-- Begin --

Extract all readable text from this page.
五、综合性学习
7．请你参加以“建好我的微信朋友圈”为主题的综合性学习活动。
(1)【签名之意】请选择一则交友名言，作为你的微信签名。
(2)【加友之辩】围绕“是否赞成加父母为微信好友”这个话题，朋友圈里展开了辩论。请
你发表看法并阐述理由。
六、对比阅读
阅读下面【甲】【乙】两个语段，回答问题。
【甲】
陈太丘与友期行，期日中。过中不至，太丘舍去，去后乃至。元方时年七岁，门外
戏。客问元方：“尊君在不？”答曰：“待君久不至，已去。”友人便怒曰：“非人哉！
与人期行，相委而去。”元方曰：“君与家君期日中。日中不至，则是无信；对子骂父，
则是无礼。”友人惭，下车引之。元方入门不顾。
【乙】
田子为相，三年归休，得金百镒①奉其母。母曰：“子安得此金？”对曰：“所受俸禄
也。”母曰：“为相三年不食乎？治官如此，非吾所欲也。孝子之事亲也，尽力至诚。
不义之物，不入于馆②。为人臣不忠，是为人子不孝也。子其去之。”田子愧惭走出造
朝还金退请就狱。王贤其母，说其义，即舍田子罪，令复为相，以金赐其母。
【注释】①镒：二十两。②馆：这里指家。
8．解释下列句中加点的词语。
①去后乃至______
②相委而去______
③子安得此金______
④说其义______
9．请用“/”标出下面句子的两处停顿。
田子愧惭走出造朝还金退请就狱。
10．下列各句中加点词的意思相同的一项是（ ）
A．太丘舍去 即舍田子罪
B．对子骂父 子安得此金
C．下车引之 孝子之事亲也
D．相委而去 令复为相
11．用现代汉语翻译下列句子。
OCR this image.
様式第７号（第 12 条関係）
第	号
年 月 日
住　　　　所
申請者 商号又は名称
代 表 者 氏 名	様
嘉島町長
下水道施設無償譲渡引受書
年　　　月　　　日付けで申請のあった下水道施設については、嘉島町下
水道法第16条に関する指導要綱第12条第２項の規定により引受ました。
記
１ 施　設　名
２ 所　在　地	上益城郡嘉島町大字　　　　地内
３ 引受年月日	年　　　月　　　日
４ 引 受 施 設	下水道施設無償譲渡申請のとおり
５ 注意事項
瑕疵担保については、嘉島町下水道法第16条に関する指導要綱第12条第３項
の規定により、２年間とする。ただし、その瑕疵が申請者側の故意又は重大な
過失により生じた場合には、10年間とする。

-- End --

→ **Problem description**: Which lines above contain "太丘舍去"? Show each of them.

→ **Result of this exercise**:
陈太丘与友期行，期日中。过中不至，太丘舍去，去后乃至。元方时年七岁，门外
A．太丘舍去 即舍田子罪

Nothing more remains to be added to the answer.